Rewrite the listing starting at the line containing "For every button, label, input, icon, or" and ending at the line containing "- y-tick-label: 2,5: [18, 525, 53, 550]", substituting "legend-label" for each "series-label" and keeping everything else the same.

──────── Input data ────────

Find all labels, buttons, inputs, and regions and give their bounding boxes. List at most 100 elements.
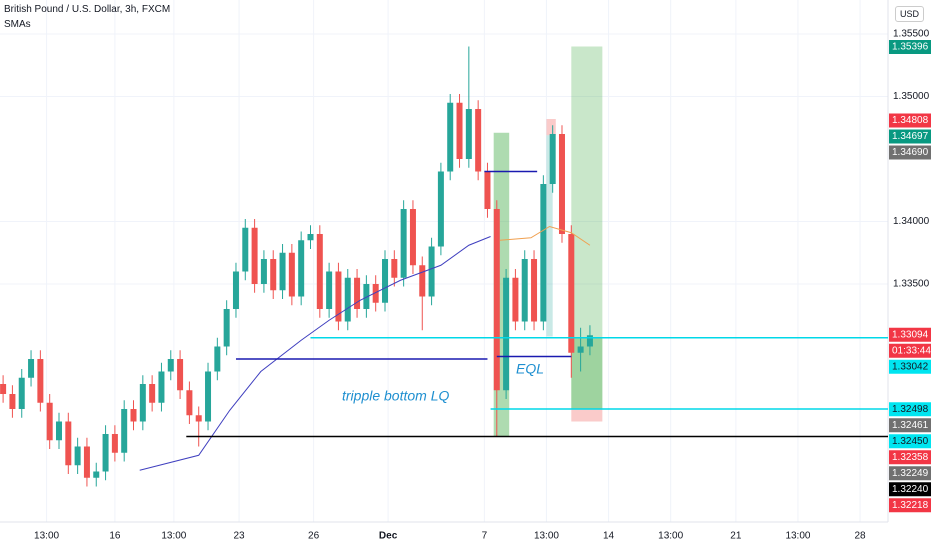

────────
──────── Input data ────────

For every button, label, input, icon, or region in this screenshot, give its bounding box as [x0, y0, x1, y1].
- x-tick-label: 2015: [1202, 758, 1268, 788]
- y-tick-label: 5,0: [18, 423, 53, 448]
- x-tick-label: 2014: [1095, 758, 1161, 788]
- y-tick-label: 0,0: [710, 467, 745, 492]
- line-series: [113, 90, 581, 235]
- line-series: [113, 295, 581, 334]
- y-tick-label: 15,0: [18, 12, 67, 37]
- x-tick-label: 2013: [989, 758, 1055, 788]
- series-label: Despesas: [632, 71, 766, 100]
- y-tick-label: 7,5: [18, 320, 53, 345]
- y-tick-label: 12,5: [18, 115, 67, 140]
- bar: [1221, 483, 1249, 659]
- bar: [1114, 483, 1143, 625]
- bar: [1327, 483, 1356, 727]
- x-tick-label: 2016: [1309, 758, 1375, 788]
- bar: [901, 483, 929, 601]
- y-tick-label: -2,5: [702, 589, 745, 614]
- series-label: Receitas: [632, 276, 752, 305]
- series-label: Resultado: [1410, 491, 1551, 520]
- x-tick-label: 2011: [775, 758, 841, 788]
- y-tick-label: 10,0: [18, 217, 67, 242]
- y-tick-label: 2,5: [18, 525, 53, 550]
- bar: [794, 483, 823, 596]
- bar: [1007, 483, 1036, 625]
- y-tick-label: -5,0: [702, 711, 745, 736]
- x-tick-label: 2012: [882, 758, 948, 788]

────────

■ Result of this exercise ■
For every button, label, input, icon, or region in this screenshot, give its bounding box as [x0, y0, x1, y1].
- x-tick-label: 2015: [1202, 758, 1268, 788]
- y-tick-label: 5,0: [18, 423, 53, 448]
- x-tick-label: 2014: [1095, 758, 1161, 788]
- y-tick-label: 0,0: [710, 467, 745, 492]
- line-series: [113, 90, 581, 235]
- line-series: [113, 295, 581, 334]
- y-tick-label: 15,0: [18, 12, 67, 37]
- x-tick-label: 2013: [989, 758, 1055, 788]
- legend-label: Despesas: [632, 71, 766, 100]
- y-tick-label: 7,5: [18, 320, 53, 345]
- y-tick-label: 12,5: [18, 115, 67, 140]
- bar: [1221, 483, 1249, 659]
- bar: [1114, 483, 1143, 625]
- bar: [1327, 483, 1356, 727]
- x-tick-label: 2016: [1309, 758, 1375, 788]
- bar: [901, 483, 929, 601]
- y-tick-label: -2,5: [702, 589, 745, 614]
- legend-label: Receitas: [632, 276, 752, 305]
- legend-label: Resultado: [1410, 491, 1551, 520]
- x-tick-label: 2011: [775, 758, 841, 788]
- y-tick-label: 10,0: [18, 217, 67, 242]
- y-tick-label: 2,5: [18, 525, 53, 550]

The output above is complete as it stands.